[Recorded data]
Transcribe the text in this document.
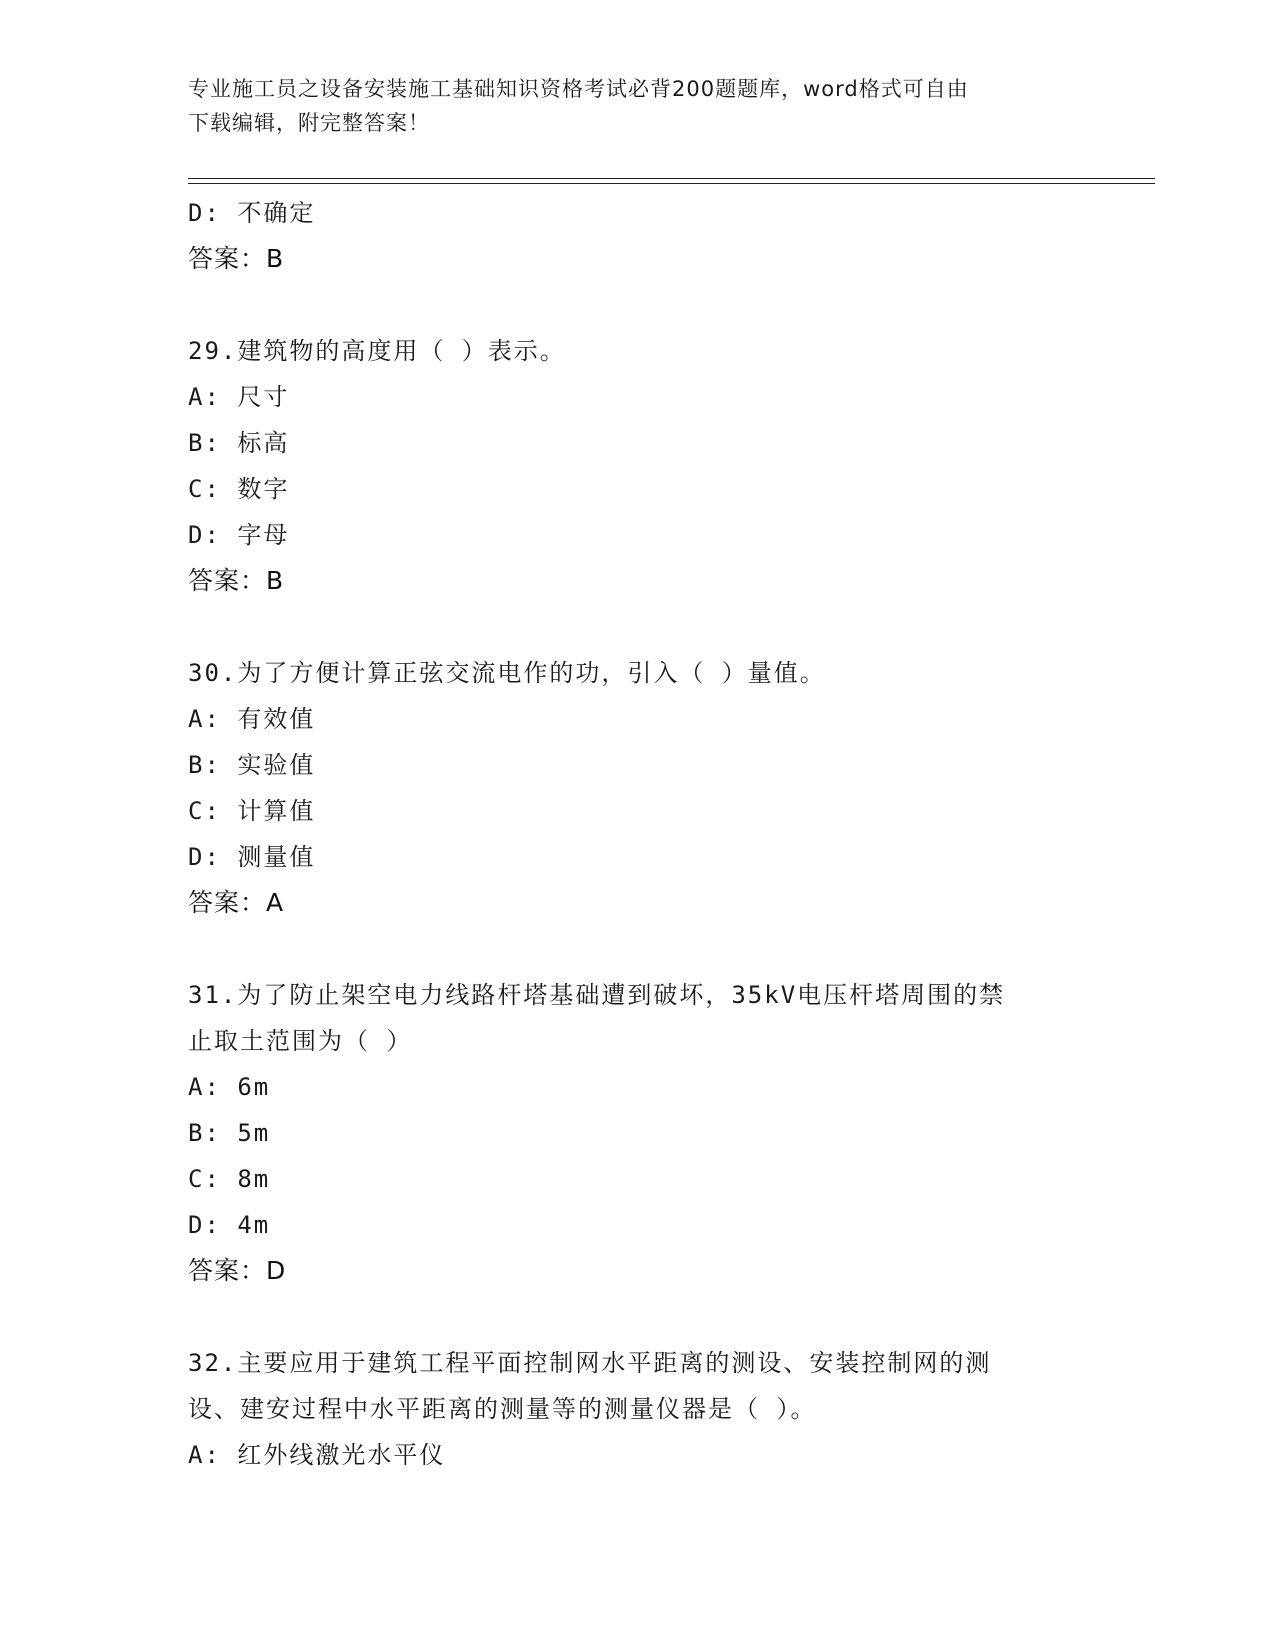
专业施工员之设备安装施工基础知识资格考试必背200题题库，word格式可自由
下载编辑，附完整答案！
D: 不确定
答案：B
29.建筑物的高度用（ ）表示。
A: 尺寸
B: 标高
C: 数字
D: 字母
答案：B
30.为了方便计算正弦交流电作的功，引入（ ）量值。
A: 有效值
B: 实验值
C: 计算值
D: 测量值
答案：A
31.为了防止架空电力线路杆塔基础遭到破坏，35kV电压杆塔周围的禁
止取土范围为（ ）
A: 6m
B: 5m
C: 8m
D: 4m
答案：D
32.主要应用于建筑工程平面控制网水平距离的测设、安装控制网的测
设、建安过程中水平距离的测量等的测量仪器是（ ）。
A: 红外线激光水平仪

(THE PROBLEM):
All of the material above needs to be restated exactly, with no pictures.

(SOLUTION FOR THIS TASK):
Transcribe the text in this document.
专业施工员之设备安装施工基础知识资格考试必背200题题库，word格式可自由
下载编辑，附完整答案！
D: 不确定
答案：B
29.建筑物的高度用（ ）表示。
A: 尺寸
B: 标高
C: 数字
D: 字母
答案：B
30.为了方便计算正弦交流电作的功，引入（ ）量值。
A: 有效值
B: 实验值
C: 计算值
D: 测量值
答案：A
31.为了防止架空电力线路杆塔基础遭到破坏，35kV电压杆塔周围的禁
止取土范围为（ ）
A: 6m
B: 5m
C: 8m
D: 4m
答案：D
32.主要应用于建筑工程平面控制网水平距离的测设、安装控制网的测
设、建安过程中水平距离的测量等的测量仪器是（ ）。
A: 红外线激光水平仪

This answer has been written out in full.